[start of Given data]

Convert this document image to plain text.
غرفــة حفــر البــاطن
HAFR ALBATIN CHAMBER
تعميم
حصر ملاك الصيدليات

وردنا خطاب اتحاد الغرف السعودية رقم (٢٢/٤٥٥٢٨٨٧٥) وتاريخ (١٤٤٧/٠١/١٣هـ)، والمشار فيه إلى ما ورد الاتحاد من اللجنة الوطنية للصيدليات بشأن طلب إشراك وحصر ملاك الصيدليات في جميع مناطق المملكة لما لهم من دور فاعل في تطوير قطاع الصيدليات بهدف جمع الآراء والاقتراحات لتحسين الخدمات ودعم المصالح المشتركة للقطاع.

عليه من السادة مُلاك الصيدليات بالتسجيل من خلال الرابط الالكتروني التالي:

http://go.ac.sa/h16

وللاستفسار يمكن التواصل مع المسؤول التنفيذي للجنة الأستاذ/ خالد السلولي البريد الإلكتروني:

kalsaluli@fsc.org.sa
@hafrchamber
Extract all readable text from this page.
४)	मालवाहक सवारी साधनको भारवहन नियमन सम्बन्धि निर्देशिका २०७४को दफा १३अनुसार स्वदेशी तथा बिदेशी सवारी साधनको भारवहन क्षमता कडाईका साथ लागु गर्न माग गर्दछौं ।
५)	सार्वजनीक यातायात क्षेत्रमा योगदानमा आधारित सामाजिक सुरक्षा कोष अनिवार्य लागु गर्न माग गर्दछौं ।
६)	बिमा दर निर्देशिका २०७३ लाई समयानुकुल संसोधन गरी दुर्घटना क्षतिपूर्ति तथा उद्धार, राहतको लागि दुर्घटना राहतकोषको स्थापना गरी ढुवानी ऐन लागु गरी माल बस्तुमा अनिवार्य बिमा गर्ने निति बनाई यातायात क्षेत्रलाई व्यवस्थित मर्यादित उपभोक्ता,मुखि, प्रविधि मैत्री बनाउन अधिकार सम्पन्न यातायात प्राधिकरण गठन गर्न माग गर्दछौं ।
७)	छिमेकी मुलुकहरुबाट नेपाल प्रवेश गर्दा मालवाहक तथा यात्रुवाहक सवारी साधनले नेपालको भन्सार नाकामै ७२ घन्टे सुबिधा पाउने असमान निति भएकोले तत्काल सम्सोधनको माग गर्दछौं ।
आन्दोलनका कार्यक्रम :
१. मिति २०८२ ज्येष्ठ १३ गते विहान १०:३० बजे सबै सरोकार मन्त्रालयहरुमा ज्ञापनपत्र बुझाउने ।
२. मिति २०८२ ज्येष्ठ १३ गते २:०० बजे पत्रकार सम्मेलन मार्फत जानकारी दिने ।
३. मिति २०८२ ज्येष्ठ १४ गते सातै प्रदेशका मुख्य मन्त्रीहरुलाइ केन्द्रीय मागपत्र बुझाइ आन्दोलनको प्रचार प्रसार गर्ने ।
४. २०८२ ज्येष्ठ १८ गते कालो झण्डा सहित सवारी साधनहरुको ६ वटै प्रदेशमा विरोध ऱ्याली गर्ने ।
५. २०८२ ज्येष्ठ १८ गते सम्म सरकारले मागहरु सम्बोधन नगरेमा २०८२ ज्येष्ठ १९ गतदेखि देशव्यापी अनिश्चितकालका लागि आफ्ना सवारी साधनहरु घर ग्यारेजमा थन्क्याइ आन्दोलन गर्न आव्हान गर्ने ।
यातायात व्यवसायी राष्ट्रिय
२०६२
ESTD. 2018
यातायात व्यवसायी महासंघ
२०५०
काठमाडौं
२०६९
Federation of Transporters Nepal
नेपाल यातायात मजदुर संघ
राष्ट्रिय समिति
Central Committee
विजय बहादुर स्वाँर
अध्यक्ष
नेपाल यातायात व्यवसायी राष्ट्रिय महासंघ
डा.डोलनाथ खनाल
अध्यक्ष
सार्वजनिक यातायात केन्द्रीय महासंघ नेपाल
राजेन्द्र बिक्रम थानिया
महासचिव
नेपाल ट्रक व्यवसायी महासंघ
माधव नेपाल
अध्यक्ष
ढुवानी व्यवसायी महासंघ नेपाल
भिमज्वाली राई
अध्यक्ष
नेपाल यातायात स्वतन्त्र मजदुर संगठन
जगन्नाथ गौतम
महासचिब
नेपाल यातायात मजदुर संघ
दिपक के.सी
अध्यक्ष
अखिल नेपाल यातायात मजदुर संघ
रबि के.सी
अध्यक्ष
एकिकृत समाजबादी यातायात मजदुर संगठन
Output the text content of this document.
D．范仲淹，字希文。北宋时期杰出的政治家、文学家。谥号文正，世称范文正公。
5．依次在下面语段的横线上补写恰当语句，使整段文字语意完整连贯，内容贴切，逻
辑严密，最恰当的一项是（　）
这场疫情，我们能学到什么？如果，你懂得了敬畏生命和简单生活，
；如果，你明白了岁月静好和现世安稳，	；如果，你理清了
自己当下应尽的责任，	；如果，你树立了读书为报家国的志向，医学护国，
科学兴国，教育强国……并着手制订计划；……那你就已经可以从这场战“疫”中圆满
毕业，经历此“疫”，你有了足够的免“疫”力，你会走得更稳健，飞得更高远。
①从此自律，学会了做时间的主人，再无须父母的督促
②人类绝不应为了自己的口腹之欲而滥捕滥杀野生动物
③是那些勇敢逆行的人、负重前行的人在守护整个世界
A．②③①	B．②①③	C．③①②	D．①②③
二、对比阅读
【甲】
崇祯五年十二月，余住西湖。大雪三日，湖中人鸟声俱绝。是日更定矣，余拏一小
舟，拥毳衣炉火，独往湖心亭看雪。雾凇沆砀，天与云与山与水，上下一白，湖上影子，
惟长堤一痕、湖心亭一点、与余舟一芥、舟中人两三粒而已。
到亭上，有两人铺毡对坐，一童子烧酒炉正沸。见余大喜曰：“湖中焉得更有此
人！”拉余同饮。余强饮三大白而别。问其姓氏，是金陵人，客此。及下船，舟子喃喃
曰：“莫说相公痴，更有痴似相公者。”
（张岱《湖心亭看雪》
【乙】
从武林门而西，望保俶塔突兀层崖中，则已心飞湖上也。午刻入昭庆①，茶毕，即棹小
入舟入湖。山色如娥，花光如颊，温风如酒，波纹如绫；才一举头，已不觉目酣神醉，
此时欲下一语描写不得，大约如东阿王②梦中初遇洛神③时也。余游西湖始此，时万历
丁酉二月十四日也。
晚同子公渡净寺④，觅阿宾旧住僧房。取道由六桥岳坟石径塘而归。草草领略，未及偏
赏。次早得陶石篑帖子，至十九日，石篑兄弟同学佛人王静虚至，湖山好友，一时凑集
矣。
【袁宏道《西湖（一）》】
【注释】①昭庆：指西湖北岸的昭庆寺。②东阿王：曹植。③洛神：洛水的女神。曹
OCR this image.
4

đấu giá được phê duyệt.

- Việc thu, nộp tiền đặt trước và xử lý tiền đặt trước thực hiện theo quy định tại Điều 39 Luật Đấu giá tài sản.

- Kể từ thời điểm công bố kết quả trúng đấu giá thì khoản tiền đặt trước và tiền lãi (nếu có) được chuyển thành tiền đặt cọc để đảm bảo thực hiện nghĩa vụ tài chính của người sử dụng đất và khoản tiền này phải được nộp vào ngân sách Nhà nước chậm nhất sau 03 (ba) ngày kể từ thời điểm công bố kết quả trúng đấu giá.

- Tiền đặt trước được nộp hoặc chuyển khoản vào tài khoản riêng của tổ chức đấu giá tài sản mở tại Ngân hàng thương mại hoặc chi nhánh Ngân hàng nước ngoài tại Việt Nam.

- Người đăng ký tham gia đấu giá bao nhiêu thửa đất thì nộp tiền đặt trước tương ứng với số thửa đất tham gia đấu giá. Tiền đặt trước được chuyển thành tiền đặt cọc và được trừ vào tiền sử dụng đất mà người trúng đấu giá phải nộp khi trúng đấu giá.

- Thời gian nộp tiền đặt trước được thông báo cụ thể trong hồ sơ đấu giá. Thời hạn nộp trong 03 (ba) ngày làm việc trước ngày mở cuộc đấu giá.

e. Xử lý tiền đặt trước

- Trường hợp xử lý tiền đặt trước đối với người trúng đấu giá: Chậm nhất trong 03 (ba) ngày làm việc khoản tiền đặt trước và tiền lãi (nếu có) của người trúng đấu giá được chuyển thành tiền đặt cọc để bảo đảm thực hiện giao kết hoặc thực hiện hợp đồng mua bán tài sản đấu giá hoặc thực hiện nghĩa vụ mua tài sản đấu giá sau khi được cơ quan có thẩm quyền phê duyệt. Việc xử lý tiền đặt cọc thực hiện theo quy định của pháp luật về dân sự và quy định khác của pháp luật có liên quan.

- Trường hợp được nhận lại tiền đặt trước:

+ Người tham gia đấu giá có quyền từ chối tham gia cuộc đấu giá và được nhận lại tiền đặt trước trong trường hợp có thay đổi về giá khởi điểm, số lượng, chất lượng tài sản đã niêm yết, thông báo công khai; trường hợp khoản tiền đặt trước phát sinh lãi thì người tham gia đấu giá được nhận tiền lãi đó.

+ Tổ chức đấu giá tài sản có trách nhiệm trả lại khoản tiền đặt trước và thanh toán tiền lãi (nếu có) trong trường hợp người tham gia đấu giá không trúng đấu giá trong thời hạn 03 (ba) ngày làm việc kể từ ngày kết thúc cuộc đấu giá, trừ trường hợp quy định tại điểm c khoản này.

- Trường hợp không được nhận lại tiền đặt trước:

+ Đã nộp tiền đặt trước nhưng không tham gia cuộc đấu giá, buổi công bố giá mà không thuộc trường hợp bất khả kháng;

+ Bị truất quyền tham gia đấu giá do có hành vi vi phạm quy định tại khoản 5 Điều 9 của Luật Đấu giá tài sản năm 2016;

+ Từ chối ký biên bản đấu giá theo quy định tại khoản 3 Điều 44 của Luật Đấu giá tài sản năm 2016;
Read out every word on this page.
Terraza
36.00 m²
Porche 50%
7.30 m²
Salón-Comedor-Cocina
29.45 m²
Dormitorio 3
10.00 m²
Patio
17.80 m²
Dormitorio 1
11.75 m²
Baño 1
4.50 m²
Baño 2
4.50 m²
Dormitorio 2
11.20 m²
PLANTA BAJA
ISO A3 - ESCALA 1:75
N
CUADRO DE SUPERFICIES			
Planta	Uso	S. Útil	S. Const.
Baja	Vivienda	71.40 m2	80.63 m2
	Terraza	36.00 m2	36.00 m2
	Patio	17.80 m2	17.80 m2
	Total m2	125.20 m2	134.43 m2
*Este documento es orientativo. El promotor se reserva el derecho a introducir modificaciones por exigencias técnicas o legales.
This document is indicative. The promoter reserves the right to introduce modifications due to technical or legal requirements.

[end of Given data]

• _Exercise_:
Gather every line from the listing above in which the word "nhận" appears.

• _Correct answer_:
- Trường hợp được nhận lại tiền đặt trước:
+ Người tham gia đấu giá có quyền từ chối tham gia cuộc đấu giá và được nhận lại tiền đặt trước trong trường hợp có thay đổi về giá khởi điểm, số lượng, chất lượng tài sản đã niêm yết, thông báo công khai; trường hợp khoản tiền đặt trước phát sinh lãi thì người tham gia đấu giá được nhận tiền lãi đó.
- Trường hợp không được nhận lại tiền đặt trước:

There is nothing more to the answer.